Scan the lines below for the string "テクノロジー" and copy every one that has it.

Items listed in a dataset
※

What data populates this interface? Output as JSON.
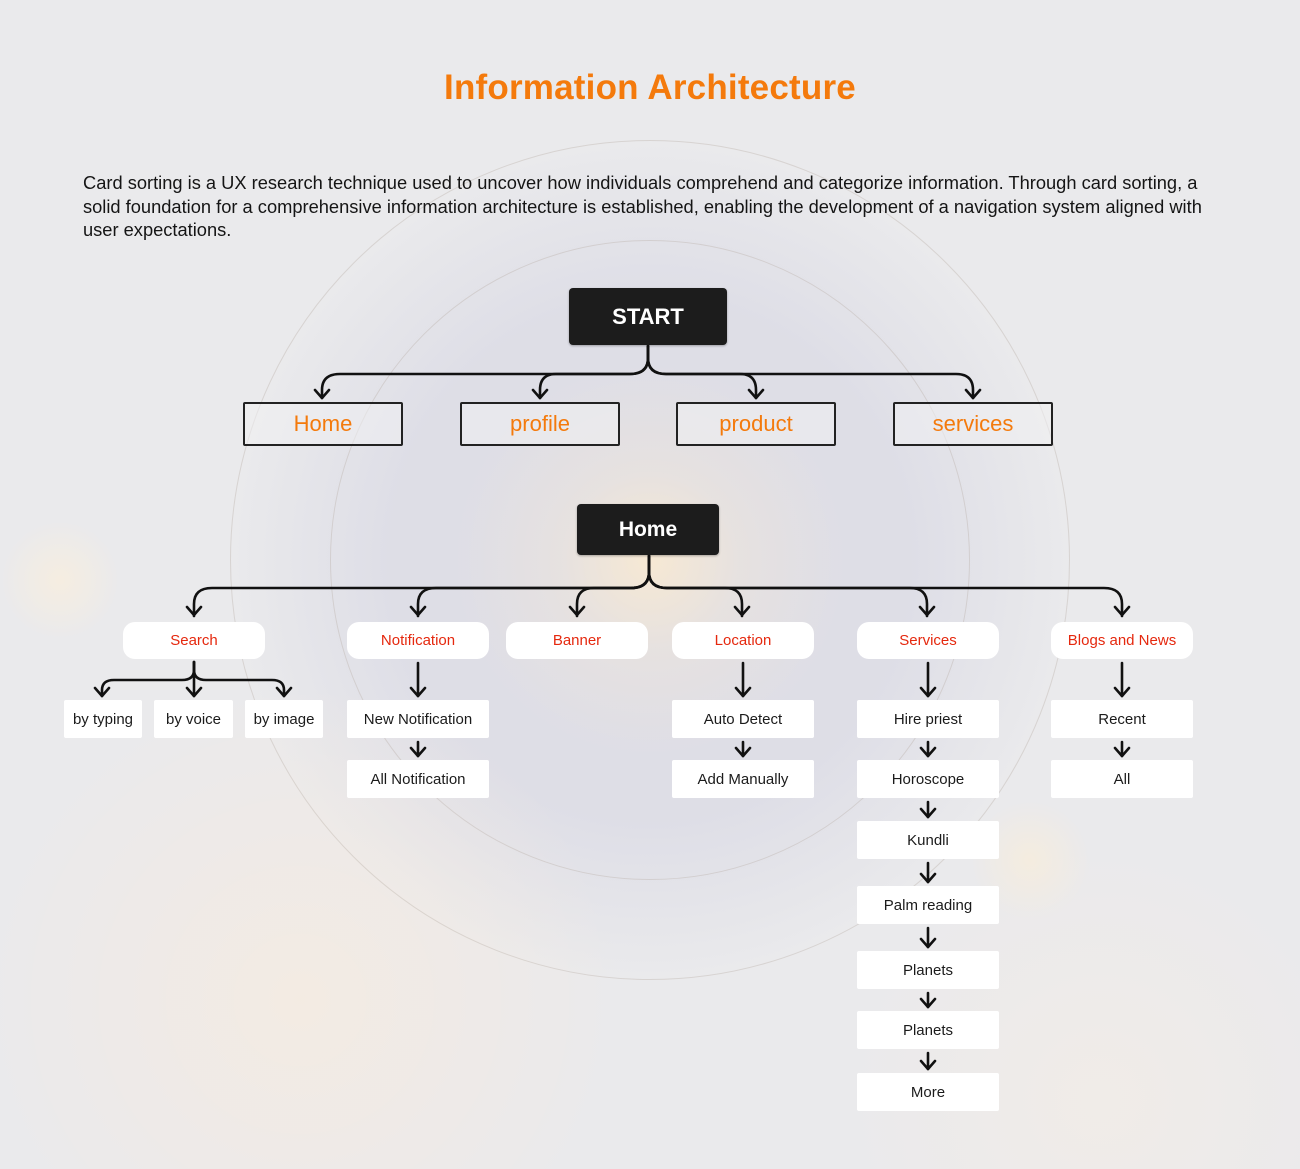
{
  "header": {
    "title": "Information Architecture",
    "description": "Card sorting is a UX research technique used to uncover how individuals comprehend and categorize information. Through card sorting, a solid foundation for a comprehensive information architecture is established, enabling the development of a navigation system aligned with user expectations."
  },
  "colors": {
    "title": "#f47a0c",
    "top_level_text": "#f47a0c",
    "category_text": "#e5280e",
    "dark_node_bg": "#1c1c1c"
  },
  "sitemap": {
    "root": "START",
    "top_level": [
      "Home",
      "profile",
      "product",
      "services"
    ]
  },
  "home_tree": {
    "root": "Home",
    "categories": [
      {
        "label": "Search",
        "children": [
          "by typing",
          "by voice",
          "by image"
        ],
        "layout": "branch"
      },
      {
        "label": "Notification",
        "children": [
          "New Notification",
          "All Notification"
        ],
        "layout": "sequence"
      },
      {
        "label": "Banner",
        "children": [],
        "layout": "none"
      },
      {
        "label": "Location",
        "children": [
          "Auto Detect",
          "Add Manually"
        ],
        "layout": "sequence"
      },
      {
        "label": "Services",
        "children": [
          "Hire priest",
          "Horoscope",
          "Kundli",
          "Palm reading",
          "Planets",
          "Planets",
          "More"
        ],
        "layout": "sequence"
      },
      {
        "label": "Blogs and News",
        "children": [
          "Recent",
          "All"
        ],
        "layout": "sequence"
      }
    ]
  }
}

※

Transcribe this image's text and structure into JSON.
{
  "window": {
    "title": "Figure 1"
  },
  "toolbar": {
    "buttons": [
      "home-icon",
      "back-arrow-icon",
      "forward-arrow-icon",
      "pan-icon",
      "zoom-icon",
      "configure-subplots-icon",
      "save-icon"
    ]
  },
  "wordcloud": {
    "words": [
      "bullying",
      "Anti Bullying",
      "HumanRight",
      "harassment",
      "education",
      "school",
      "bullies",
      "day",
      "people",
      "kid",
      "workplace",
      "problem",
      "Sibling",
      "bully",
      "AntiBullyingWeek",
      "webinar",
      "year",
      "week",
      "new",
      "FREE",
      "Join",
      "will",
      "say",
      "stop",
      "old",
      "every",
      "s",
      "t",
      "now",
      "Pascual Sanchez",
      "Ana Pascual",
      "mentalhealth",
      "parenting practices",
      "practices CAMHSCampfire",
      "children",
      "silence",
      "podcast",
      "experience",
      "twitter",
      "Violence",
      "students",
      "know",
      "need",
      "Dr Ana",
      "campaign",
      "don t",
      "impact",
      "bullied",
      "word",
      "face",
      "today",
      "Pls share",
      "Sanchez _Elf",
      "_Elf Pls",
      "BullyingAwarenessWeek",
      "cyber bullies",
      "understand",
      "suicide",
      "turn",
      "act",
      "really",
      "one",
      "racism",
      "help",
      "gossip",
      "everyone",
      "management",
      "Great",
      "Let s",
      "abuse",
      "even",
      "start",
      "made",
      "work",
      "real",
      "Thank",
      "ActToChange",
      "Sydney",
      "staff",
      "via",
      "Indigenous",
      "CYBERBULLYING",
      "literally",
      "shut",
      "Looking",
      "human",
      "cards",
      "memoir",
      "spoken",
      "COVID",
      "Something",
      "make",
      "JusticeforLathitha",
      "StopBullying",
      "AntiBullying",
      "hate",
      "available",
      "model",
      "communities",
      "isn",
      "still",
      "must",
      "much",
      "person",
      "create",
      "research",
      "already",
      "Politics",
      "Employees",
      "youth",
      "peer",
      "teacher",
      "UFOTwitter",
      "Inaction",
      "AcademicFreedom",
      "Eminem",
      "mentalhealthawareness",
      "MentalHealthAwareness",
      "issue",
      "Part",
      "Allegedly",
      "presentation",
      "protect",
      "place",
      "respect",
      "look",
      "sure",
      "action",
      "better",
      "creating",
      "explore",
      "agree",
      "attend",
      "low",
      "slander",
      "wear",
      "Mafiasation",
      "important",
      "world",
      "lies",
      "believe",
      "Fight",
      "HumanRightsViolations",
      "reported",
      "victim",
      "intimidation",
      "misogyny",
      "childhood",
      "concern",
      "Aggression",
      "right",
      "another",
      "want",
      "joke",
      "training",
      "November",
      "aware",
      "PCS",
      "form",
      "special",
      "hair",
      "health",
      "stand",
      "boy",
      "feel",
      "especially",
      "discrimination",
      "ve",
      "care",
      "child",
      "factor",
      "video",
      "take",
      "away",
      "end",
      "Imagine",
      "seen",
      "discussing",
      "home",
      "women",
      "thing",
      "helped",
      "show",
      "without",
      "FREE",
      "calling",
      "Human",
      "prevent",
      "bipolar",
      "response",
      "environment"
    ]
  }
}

※

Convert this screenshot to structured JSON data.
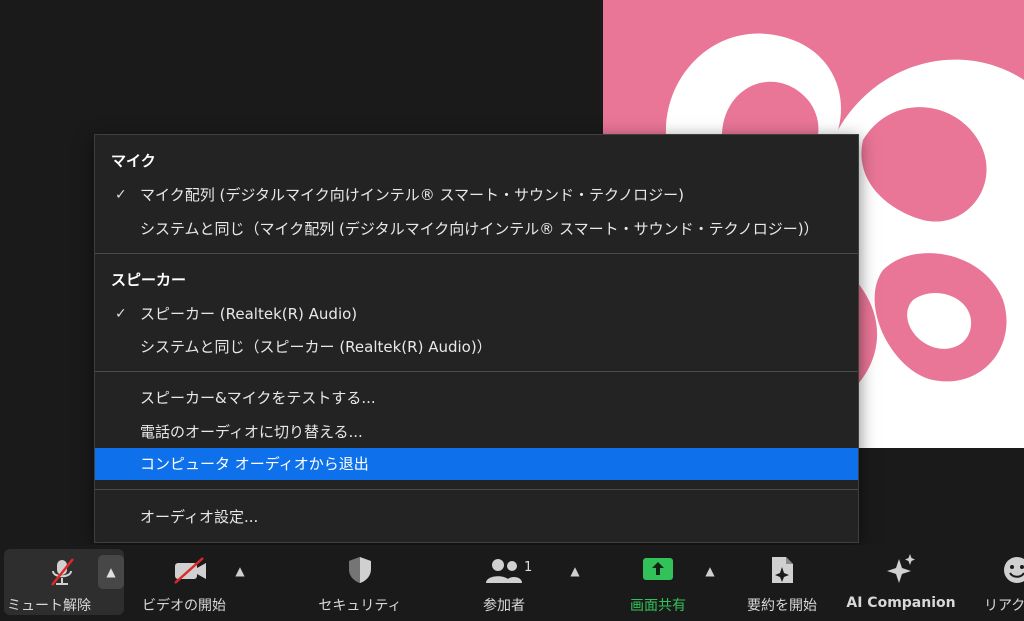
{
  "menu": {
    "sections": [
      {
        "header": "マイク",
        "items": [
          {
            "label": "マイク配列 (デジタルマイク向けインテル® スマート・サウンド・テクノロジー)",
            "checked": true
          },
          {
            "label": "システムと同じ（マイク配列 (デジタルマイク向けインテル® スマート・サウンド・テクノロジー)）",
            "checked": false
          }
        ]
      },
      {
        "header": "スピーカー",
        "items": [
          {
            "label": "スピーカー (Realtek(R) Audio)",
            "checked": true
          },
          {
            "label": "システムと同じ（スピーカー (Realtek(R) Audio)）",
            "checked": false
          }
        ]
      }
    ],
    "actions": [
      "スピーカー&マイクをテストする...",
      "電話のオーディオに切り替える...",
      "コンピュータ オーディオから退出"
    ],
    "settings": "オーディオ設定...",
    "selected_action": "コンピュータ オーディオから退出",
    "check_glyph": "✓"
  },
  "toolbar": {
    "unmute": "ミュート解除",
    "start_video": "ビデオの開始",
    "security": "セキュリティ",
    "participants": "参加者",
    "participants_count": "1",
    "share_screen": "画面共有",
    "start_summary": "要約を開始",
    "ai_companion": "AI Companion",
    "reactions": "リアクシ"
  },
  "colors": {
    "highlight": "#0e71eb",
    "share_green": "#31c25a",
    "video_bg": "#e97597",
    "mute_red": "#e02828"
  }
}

※

▶ Written answer:
            "label": "マイク配列 (デジタルマイク向けインテル® スマート・サウンド・テクノロジー)",
            "label": "システムと同じ（マイク配列 (デジタルマイク向けインテル® スマート・サウンド・テクノロジー)）",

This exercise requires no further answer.